▸ PASSAGE PROVIDED:

Segment Open

We infected TLR3+/+ and TLR3−/− mice with EMCV and measured cytokine mRNA expression in the heart. Figure 4 A shows that compared with that at day 0, TNF, IL-1β, and IL-6 mRNA expression increased significantly at 3 and 5 days after EMCV infection in the TLR3+/+ mice. The onset of expression of cardiac TNF and IL-1β mRNA in the TLR3−/− mice was different from that observed in the TLR3+/+ mice. That is, expression of cardiac TNF and IL-1β mRNA in the TLR3−/− mice did not occur until day 5 of infection. As shown by the representative RPA in Fig. 4A and the group data summarized in Fig. 4, B and C, the levels of TNF, IL-1β, and IL-6 mRNA were each significantly decreased in the TLR3−/− mice at 3 days after EMCV infection compared with TLR3+/+ mice. When TNF expression was compared within EMCV-infected TLR3−/− mice, a significant increase in cardiac TNF expression was noted in these mice at 5 days after infection (day 0 vs. day 5; P < 0.05). Immunohistochemical analysis for TNF in heart sections from EMCV-infected TLR3+/+ and TLR3−/− mice also revealed that the onset of expression of cardiac TNF protein in the TLR3−/− mice was different from that observed in the TLR3+/+ mice (Fig. 5). More importantly, dual staining for TNF and α-actin (merged image) demonstrated that the differences in TNF expression are due, at least in part, to altered TNF expression in cardiac myocytes.
TLR3-mediated signaling is known to stimulate the production of the antiviral cytokine IFN-β and a variety of chemokines, which may aid with viral clearance (3, 6). Figure 6 A shows the kinetics of mRNA transcript expression for IFN-β, RANTES, and IP-10 in TLR3+/+ and TLR3−/− mice. Notably, myocardial IFN-β expression was not impaired in the TLR3−/− mice. In fact, at 3 days after infection, the IFN-β response was significantly augmented (Fig. 6B; P < 0.05) compared with TLR3+/+ mice. The level of expression of RANTES and IP-10 was significantly augmented (Fig. 6, C and D; P < 0.05) in the TLR3+/+ mice compared with the TLR3−/− mice at day 3 after infection. In contrast, mRNA expression of macrophage inflammatory protein (MIP)-2, MIP-1α, and MIP-1β in the heart did not differ between the two groups after EMCV infection (data not shown).

Segment Closed

▸ ENTRIES PROVIDED:
Segment Open

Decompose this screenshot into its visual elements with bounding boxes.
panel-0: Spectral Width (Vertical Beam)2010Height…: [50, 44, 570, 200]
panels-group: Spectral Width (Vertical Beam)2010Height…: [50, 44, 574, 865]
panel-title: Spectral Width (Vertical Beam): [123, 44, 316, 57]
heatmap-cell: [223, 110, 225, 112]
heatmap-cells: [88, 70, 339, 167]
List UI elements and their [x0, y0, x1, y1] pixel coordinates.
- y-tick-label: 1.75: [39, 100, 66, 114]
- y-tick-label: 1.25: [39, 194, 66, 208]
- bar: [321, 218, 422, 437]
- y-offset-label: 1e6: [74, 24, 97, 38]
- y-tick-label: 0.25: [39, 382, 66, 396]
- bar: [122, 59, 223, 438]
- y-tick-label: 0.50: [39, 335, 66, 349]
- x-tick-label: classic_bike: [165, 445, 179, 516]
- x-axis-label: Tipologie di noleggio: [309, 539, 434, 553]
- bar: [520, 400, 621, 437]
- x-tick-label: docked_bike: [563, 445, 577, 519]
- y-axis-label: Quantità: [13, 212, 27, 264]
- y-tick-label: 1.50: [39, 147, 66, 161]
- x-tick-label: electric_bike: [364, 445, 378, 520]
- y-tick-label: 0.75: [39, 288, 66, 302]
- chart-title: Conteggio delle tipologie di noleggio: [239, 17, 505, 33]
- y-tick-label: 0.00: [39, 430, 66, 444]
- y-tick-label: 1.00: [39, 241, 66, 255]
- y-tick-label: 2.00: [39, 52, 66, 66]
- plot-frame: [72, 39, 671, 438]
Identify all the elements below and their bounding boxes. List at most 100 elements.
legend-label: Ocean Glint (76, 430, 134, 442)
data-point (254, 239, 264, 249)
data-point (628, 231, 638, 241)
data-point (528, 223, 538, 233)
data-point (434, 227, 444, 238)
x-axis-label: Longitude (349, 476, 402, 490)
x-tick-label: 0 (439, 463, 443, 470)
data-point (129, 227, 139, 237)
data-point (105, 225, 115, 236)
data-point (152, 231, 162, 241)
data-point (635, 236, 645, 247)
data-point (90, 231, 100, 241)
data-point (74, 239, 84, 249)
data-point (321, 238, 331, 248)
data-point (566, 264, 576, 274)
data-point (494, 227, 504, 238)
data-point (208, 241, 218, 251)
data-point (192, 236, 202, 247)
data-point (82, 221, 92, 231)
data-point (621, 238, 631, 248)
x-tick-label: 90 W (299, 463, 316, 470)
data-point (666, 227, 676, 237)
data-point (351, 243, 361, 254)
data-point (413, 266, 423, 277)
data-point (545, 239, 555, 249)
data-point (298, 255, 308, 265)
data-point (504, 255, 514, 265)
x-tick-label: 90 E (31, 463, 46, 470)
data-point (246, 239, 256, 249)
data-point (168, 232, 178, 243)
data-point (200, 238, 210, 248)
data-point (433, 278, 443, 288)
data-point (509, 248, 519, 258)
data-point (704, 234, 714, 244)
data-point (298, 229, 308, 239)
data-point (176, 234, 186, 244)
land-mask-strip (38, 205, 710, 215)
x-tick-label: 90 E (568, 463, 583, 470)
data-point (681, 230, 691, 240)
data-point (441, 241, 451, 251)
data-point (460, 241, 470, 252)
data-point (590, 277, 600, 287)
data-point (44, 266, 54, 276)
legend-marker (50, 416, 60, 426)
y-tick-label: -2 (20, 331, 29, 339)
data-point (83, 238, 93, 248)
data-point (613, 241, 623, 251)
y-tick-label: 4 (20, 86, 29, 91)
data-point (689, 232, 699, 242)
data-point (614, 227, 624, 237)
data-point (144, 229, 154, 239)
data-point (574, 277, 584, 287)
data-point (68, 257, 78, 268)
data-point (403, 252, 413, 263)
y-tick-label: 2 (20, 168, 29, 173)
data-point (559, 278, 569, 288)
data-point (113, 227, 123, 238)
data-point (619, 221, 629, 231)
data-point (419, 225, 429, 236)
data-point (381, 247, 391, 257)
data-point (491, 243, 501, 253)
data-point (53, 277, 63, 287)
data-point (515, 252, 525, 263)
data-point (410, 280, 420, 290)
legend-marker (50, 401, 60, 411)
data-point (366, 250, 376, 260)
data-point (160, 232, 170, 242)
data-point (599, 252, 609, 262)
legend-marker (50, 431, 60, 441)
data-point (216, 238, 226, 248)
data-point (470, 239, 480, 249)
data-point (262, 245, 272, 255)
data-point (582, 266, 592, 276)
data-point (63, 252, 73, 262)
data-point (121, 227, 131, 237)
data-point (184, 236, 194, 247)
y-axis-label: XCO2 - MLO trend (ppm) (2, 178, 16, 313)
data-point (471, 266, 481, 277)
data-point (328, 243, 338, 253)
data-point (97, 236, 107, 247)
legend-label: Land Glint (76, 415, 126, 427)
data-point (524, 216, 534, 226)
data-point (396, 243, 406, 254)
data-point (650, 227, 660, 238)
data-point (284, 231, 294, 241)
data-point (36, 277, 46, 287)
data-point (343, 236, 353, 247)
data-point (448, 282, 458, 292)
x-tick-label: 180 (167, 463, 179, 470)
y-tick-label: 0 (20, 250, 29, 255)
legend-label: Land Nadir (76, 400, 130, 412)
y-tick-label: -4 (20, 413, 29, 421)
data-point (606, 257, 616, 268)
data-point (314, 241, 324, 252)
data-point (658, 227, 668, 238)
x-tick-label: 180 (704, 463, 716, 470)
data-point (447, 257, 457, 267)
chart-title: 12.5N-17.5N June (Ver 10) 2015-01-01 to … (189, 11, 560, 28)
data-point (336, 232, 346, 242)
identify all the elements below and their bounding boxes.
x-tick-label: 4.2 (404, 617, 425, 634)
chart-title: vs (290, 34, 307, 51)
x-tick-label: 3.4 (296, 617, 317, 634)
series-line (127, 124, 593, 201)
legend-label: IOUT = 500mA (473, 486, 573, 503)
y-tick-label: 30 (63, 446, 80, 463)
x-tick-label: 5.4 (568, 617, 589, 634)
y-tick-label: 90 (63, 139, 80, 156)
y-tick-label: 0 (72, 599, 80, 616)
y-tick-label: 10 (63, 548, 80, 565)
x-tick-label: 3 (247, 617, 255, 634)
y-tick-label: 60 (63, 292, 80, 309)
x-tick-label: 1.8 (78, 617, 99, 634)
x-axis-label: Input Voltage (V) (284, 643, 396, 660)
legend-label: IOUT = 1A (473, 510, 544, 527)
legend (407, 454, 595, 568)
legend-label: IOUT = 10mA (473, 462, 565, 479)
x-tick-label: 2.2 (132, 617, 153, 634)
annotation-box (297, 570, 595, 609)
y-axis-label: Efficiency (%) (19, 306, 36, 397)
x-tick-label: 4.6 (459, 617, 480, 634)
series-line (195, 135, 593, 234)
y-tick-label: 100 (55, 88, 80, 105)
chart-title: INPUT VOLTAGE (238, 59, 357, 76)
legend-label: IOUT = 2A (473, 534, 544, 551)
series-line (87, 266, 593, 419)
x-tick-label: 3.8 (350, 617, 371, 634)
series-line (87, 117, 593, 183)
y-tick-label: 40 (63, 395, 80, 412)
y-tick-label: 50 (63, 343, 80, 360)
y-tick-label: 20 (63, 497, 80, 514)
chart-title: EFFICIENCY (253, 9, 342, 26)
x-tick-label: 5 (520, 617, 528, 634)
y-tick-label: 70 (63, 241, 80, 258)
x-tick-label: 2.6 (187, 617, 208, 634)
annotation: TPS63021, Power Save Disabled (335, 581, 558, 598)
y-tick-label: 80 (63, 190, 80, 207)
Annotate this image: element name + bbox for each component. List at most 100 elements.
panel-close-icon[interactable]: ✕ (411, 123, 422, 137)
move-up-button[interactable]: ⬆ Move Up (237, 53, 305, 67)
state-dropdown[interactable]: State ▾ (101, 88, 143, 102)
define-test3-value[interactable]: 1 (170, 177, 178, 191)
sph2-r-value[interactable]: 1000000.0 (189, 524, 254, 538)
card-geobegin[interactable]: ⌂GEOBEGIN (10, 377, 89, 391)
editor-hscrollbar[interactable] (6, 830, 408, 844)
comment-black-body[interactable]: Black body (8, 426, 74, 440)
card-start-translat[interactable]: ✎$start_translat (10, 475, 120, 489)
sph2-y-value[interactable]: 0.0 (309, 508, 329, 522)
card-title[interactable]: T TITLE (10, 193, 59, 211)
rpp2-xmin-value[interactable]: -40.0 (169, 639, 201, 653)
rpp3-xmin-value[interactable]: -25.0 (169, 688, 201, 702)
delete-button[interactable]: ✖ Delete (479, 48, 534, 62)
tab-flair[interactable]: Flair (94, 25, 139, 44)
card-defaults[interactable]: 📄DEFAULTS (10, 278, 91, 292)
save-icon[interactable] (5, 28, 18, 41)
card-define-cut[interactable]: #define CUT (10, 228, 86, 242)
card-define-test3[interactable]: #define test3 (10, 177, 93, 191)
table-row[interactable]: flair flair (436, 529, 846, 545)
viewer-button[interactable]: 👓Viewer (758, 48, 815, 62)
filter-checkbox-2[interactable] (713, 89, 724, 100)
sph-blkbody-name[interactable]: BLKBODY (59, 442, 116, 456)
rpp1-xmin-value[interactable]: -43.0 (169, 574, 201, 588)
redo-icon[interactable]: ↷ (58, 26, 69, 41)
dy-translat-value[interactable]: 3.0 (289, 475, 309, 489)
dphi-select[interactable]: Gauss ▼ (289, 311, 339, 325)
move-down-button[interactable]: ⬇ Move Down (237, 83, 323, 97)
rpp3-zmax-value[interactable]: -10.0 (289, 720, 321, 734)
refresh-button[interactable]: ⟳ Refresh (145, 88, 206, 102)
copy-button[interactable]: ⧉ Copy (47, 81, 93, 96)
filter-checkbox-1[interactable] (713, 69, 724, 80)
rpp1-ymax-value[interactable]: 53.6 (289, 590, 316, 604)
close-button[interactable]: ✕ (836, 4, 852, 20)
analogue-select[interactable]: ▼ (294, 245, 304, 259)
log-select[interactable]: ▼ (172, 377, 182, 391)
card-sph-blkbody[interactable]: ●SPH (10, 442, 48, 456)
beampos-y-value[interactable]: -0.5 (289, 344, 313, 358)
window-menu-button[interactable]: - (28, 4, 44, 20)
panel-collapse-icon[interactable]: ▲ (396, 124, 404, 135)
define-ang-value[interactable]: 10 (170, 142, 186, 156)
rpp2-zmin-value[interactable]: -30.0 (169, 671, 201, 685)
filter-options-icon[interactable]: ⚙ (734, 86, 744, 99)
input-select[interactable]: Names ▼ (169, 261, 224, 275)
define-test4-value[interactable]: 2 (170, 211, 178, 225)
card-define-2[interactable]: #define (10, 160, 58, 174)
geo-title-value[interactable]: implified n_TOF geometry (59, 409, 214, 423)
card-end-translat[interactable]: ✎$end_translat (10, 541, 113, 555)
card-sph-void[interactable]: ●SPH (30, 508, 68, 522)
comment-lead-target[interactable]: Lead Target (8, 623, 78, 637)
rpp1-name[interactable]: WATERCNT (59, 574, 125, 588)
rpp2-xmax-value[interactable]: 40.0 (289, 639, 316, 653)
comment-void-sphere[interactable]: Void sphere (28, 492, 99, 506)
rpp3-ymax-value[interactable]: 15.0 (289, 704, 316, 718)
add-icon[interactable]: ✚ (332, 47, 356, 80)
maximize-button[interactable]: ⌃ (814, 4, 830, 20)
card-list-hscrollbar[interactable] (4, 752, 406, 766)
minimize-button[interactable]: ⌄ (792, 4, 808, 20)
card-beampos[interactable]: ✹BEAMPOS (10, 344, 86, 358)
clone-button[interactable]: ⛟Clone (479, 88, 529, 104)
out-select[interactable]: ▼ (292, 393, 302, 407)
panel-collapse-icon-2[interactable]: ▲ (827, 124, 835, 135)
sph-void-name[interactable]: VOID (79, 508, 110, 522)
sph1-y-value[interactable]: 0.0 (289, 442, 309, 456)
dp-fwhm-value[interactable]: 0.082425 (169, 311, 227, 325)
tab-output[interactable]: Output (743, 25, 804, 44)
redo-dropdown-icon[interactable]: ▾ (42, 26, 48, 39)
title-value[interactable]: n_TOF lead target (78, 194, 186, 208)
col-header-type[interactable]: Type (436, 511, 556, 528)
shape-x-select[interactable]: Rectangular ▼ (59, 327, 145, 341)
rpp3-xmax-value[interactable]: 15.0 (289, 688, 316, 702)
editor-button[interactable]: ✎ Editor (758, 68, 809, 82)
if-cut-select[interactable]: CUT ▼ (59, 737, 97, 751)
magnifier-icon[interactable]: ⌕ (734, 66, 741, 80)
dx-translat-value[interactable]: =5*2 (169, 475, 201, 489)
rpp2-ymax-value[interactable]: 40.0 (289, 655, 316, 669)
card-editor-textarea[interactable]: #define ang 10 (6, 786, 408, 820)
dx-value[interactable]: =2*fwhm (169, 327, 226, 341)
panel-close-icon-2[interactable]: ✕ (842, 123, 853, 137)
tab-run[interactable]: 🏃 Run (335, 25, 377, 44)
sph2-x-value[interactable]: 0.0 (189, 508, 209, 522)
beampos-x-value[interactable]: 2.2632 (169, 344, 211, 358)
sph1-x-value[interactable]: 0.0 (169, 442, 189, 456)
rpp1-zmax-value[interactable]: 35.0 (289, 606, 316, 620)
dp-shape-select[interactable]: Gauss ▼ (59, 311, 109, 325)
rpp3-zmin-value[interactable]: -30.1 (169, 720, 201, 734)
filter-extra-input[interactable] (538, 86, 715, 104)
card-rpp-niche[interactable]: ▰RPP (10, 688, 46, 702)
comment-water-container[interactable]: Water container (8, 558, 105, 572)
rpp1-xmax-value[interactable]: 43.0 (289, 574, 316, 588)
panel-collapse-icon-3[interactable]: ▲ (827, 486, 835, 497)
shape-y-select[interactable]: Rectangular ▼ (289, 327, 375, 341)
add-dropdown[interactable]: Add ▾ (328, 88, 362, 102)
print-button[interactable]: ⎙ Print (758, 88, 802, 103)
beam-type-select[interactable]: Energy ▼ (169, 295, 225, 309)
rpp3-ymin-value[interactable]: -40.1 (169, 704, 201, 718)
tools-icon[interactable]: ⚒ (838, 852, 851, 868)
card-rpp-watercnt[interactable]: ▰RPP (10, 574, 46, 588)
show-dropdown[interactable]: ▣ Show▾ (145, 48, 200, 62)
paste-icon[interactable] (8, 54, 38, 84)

Segment Closed

▸ INSTRUCTIONS TO FOLLOW: Extract, word for word, the portion of the passage on cardiac cytokine expression in EMCV-infected TLR3 mice that lies between "TLR3-mediated signaling is" and "(data not shown).", inclusive.

▸ OUTPUT BELOW:
TLR3-mediated signaling is known to stimulate the production of the antiviral cytokine IFN-β and a variety of chemokines, which may aid with viral clearance (3, 6). Figure 6 A shows the kinetics of mRNA transcript expression for IFN-β, RANTES, and IP-10 in TLR3+/+ and TLR3−/− mice. Notably, myocardial IFN-β expression was not impaired in the TLR3−/− mice. In fact, at 3 days after infection, the IFN-β response was significantly augmented (Fig. 6B; P < 0.05) compared with TLR3+/+ mice. The level of expression of RANTES and IP-10 was significantly augmented (Fig. 6, C and D; P < 0.05) in the TLR3+/+ mice compared with the TLR3−/− mice at day 3 after infection. In contrast, mRNA expression of macrophage inflammatory protein (MIP)-2, MIP-1α, and MIP-1β in the heart did not differ between the two groups after EMCV infection (data not shown).